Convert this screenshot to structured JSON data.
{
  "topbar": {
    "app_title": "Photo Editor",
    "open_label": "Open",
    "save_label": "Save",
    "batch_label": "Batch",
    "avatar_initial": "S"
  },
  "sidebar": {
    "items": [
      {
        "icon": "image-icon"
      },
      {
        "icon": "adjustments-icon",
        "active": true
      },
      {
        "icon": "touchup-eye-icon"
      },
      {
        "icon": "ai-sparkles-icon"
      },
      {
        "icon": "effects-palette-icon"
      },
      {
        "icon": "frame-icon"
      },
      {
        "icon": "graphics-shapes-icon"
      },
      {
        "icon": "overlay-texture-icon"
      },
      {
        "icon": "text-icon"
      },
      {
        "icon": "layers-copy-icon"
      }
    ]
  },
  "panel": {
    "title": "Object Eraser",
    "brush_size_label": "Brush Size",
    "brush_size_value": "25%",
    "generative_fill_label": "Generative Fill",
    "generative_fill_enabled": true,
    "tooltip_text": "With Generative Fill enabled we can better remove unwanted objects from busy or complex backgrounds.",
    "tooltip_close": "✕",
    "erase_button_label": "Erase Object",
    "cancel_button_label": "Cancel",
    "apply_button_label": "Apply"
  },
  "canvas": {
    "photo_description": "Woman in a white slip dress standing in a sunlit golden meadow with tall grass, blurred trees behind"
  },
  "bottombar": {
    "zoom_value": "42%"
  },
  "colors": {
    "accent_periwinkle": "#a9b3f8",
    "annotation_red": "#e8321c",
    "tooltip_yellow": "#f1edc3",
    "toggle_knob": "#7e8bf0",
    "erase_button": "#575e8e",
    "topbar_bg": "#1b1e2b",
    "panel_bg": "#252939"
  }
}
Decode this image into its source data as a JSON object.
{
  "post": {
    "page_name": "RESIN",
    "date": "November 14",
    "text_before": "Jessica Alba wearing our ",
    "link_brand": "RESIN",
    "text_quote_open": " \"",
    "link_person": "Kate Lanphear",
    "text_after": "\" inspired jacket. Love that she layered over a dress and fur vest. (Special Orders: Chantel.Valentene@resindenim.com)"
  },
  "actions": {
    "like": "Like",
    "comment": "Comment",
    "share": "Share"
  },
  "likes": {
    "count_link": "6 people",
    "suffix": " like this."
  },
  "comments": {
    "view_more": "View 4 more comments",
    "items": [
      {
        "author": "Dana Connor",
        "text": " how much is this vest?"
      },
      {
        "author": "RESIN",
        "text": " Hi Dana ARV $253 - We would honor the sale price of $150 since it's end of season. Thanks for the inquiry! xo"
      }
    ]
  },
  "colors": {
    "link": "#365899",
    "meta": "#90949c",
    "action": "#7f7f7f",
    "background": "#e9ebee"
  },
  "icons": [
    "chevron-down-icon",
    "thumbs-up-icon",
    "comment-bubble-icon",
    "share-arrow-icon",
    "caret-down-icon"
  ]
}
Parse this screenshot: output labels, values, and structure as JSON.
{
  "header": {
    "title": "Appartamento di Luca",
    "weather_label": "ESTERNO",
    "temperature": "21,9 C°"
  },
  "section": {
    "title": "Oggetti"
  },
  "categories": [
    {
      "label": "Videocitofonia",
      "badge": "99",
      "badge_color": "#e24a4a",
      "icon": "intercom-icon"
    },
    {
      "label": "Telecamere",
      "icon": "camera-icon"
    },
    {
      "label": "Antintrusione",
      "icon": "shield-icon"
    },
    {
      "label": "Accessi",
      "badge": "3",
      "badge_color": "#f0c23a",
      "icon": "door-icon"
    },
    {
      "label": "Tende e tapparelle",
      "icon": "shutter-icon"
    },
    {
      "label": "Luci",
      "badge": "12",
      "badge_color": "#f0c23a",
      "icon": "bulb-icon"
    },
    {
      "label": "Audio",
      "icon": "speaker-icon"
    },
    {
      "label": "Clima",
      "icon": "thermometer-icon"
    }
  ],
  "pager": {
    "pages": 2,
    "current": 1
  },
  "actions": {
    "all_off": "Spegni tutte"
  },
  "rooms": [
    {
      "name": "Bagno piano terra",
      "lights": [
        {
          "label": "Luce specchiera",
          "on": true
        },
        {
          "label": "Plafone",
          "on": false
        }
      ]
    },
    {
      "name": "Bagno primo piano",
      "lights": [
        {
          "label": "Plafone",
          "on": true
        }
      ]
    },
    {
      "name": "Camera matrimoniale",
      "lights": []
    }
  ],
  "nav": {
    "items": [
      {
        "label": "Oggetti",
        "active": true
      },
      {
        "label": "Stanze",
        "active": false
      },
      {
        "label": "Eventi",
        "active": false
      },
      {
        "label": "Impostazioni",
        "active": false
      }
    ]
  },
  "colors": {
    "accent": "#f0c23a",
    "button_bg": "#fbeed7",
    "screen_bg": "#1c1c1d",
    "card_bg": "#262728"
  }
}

▬▬▬

Please set down each line of the records exactly as given.

→ EXERCISE RESULT:
Convert this screenshot to structured JSON data.
{
  "topbar": {
    "app_title": "Photo Editor",
    "open_label": "Open",
    "save_label": "Save",
    "batch_label": "Batch",
    "avatar_initial": "S"
  },
  "sidebar": {
    "items": [
      {
        "icon": "image-icon"
      },
      {
        "icon": "adjustments-icon",
        "active": true
      },
      {
        "icon": "touchup-eye-icon"
      },
      {
        "icon": "ai-sparkles-icon"
      },
      {
        "icon": "effects-palette-icon"
      },
      {
        "icon": "frame-icon"
      },
      {
        "icon": "graphics-shapes-icon"
      },
      {
        "icon": "overlay-texture-icon"
      },
      {
        "icon": "text-icon"
      },
      {
        "icon": "layers-copy-icon"
      }
    ]
  },
  "panel": {
    "title": "Object Eraser",
    "brush_size_label": "Brush Size",
    "brush_size_value": "25%",
    "generative_fill_label": "Generative Fill",
    "generative_fill_enabled": true,
    "tooltip_text": "With Generative Fill enabled we can better remove unwanted objects from busy or complex backgrounds.",
    "tooltip_close": "✕",
    "erase_button_label": "Erase Object",
    "cancel_button_label": "Cancel",
    "apply_button_label": "Apply"
  },
  "canvas": {
    "photo_description": "Woman in a white slip dress standing in a sunlit golden meadow with tall grass, blurred trees behind"
  },
  "bottombar": {
    "zoom_value": "42%"
  },
  "colors": {
    "accent_periwinkle": "#a9b3f8",
    "annotation_red": "#e8321c",
    "tooltip_yellow": "#f1edc3",
    "toggle_knob": "#7e8bf0",
    "erase_button": "#575e8e",
    "topbar_bg": "#1b1e2b",
    "panel_bg": "#252939"
  }
}
Decode this image into its source data as a JSON object.
{
  "post": {
    "page_name": "RESIN",
    "date": "November 14",
    "text_before": "Jessica Alba wearing our ",
    "link_brand": "RESIN",
    "text_quote_open": " \"",
    "link_person": "Kate Lanphear",
    "text_after": "\" inspired jacket. Love that she layered over a dress and fur vest. (Special Orders: Chantel.Valentene@resindenim.com)"
  },
  "actions": {
    "like": "Like",
    "comment": "Comment",
    "share": "Share"
  },
  "likes": {
    "count_link": "6 people",
    "suffix": " like this."
  },
  "comments": {
    "view_more": "View 4 more comments",
    "items": [
      {
        "author": "Dana Connor",
        "text": " how much is this vest?"
      },
      {
        "author": "RESIN",
        "text": " Hi Dana ARV $253 - We would honor the sale price of $150 since it's end of season. Thanks for the inquiry! xo"
      }
    ]
  },
  "colors": {
    "link": "#365899",
    "meta": "#90949c",
    "action": "#7f7f7f",
    "background": "#e9ebee"
  },
  "icons": [
    "chevron-down-icon",
    "thumbs-up-icon",
    "comment-bubble-icon",
    "share-arrow-icon",
    "caret-down-icon"
  ]
}
Parse this screenshot: output labels, values, and structure as JSON.
{
  "header": {
    "title": "Appartamento di Luca",
    "weather_label": "ESTERNO",
    "temperature": "21,9 C°"
  },
  "section": {
    "title": "Oggetti"
  },
  "categories": [
    {
      "label": "Videocitofonia",
      "badge": "99",
      "badge_color": "#e24a4a",
      "icon": "intercom-icon"
    },
    {
      "label": "Telecamere",
      "icon": "camera-icon"
    },
    {
      "label": "Antintrusione",
      "icon": "shield-icon"
    },
    {
      "label": "Accessi",
      "badge": "3",
      "badge_color": "#f0c23a",
      "icon": "door-icon"
    },
    {
      "label": "Tende e tapparelle",
      "icon": "shutter-icon"
    },
    {
      "label": "Luci",
      "badge": "12",
      "badge_color": "#f0c23a",
      "icon": "bulb-icon"
    },
    {
      "label": "Audio",
      "icon": "speaker-icon"
    },
    {
      "label": "Clima",
      "icon": "thermometer-icon"
    }
  ],
  "pager": {
    "pages": 2,
    "current": 1
  },
  "actions": {
    "all_off": "Spegni tutte"
  },
  "rooms": [
    {
      "name": "Bagno piano terra",
      "lights": [
        {
          "label": "Luce specchiera",
          "on": true
        },
        {
          "label": "Plafone",
          "on": false
        }
      ]
    },
    {
      "name": "Bagno primo piano",
      "lights": [
        {
          "label": "Plafone",
          "on": true
        }
      ]
    },
    {
      "name": "Camera matrimoniale",
      "lights": []
    }
  ],
  "nav": {
    "items": [
      {
        "label": "Oggetti",
        "active": true
      },
      {
        "label": "Stanze",
        "active": false
      },
      {
        "label": "Eventi",
        "active": false
      },
      {
        "label": "Impostazioni",
        "active": false
      }
    ]
  },
  "colors": {
    "accent": "#f0c23a",
    "button_bg": "#fbeed7",
    "screen_bg": "#1c1c1d",
    "card_bg": "#262728"
  }
}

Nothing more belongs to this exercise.